**Problem to solve:**
State the count of lines below in which the word "Sikandara" appears, and add nothing.

⁂

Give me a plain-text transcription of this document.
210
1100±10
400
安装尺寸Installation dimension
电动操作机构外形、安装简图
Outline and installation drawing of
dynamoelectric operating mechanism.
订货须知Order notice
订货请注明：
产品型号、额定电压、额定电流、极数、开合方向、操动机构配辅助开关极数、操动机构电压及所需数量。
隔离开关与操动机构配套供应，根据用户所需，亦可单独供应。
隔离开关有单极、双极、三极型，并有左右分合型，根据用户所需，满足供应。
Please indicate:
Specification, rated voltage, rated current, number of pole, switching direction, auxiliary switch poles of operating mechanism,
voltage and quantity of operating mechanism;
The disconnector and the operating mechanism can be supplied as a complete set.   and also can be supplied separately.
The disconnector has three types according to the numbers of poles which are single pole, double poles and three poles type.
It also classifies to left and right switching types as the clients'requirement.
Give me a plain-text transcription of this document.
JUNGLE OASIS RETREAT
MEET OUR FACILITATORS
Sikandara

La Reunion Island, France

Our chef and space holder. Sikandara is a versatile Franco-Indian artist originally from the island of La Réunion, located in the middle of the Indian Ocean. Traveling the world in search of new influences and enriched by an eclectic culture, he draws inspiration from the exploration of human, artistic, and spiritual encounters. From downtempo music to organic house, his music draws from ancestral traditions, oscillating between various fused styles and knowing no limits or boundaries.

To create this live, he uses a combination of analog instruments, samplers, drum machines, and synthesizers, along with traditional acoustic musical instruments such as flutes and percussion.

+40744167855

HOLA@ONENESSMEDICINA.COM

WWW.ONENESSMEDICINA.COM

⁂

**The completed task:**
2